## [Brief]
Repeat the material in full. Keep every line exactly as it is.

***

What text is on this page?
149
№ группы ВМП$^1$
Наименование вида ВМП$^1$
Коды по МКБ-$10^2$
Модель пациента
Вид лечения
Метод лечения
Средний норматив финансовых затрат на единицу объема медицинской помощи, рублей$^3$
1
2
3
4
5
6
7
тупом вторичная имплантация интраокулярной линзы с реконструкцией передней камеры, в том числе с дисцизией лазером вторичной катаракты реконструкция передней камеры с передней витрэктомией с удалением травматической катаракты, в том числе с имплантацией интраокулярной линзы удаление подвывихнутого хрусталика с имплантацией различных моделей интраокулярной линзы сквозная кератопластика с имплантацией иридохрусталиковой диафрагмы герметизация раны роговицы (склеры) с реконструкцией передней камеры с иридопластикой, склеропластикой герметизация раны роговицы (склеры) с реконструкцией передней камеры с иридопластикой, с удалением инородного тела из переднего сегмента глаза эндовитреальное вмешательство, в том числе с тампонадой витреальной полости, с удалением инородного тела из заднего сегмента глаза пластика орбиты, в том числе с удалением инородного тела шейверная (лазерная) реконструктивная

***

## [Task output]
What text is on this page?
149
№ группы ВМП$^1$
Наименование вида ВМП$^1$
Коды по МКБ-$10^2$
Модель пациента
Вид лечения
Метод лечения
Средний норматив финансовых затрат на единицу объема медицинской помощи, рублей$^3$
1
2
3
4
5
6
7
тупом вторичная имплантация интраокулярной линзы с реконструкцией передней камеры, в том числе с дисцизией лазером вторичной катаракты реконструкция передней камеры с передней витрэктомией с удалением травматической катаракты, в том числе с имплантацией интраокулярной линзы удаление подвывихнутого хрусталика с имплантацией различных моделей интраокулярной линзы сквозная кератопластика с имплантацией иридохрусталиковой диафрагмы герметизация раны роговицы (склеры) с реконструкцией передней камеры с иридопластикой, склеропластикой герметизация раны роговицы (склеры) с реконструкцией передней камеры с иридопластикой, с удалением инородного тела из переднего сегмента глаза эндовитреальное вмешательство, в том числе с тампонадой витреальной полости, с удалением инородного тела из заднего сегмента глаза пластика орбиты, в том числе с удалением инородного тела шейверная (лазерная) реконструктивная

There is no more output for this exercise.